• _Task brief_: Filter the listing below, copying every line in which the word "一式二份" appears.

>> begin Information shown

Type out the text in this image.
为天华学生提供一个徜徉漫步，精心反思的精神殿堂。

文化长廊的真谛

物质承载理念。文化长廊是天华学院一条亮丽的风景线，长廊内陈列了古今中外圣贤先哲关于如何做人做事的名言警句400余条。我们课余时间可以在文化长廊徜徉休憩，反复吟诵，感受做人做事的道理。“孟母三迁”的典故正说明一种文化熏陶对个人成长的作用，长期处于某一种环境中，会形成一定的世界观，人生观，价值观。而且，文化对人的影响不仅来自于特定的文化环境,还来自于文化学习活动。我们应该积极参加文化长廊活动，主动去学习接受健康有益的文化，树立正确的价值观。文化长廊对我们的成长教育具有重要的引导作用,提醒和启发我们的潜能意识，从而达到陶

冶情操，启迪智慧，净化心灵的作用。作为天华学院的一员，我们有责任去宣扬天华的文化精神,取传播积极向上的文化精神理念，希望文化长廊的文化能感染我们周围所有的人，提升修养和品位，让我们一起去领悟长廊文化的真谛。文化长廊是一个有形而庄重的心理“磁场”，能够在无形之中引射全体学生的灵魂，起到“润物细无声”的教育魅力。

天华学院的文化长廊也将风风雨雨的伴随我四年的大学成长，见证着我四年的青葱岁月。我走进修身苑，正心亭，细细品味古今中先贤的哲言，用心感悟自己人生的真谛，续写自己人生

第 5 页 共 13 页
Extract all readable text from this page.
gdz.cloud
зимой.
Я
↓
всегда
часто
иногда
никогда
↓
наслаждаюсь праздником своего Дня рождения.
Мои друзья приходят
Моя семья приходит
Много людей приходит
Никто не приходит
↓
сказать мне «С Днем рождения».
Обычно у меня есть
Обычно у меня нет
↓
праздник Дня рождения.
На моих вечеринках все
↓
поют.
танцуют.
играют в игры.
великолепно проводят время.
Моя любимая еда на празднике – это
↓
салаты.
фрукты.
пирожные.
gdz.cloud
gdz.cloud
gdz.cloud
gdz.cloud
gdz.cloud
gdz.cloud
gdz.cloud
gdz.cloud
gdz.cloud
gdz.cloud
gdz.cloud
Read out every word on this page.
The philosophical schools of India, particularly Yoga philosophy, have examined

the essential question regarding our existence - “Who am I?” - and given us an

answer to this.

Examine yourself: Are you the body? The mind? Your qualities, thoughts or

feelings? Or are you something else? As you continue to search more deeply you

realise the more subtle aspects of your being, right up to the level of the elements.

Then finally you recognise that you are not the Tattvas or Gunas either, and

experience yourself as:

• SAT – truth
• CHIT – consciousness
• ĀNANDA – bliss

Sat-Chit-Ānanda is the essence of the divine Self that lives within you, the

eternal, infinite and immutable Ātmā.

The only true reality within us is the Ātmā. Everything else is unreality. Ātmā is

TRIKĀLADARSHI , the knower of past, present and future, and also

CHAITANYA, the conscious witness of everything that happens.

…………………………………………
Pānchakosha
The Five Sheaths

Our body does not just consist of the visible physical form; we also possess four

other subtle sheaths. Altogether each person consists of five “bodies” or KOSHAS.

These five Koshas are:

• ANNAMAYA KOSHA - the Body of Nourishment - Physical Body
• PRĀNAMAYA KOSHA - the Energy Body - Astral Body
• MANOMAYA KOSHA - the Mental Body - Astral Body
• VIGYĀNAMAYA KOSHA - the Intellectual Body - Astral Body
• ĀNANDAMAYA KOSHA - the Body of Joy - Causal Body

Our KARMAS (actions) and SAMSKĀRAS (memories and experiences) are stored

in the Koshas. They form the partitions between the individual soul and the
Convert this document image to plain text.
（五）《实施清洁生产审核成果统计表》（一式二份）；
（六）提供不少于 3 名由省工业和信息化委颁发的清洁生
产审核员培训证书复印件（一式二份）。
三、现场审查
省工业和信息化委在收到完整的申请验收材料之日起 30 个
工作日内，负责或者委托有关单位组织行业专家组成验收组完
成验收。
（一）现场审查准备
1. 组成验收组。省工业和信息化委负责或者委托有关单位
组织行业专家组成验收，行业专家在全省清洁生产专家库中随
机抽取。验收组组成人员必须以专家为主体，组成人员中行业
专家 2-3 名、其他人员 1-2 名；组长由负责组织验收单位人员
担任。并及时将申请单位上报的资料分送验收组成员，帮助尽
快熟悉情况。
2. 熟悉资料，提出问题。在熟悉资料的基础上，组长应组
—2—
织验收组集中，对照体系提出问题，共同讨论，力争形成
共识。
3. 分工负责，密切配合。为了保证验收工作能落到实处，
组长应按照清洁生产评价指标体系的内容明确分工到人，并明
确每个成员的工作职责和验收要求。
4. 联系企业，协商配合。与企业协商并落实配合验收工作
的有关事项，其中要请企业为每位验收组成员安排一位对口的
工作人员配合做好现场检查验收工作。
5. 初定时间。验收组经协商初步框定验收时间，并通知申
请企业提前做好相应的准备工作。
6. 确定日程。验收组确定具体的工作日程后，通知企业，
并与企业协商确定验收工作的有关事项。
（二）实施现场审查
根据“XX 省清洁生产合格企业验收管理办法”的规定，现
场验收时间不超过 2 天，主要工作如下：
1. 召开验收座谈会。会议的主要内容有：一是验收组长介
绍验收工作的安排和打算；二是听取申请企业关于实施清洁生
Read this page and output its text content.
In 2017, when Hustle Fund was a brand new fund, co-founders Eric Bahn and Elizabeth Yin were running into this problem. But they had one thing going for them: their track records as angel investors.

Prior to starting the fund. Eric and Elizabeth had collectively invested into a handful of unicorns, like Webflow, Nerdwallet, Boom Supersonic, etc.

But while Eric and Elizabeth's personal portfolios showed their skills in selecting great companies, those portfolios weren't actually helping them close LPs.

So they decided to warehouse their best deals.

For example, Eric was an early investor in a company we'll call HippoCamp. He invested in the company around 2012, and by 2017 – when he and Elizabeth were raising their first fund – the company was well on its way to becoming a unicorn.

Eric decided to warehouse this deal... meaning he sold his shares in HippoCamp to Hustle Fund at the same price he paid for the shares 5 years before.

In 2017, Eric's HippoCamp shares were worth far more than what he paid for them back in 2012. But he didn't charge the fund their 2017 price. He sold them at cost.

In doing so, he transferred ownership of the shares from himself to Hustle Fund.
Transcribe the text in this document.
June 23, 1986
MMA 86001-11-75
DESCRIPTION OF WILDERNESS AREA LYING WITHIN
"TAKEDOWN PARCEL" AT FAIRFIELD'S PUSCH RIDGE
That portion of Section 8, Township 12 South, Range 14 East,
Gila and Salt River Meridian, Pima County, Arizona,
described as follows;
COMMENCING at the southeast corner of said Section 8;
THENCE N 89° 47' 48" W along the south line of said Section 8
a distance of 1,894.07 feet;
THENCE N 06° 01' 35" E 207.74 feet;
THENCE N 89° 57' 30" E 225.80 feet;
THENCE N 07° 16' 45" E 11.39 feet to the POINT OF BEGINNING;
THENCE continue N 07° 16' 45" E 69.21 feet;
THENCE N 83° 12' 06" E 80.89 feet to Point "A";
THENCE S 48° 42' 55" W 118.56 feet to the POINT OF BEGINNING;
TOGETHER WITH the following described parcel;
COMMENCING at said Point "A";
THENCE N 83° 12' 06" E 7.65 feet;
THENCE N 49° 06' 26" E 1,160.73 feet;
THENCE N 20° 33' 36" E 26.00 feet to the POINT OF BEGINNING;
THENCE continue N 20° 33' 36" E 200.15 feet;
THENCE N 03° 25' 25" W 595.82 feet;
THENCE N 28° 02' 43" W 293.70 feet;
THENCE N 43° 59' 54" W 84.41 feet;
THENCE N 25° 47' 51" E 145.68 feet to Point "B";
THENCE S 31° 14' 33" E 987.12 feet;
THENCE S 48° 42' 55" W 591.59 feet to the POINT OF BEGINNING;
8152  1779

>> end Information shown

• _Completed exercise_:
（五）《实施清洁生产审核成果统计表》（一式二份）；
产审核员培训证书复印件（一式二份）。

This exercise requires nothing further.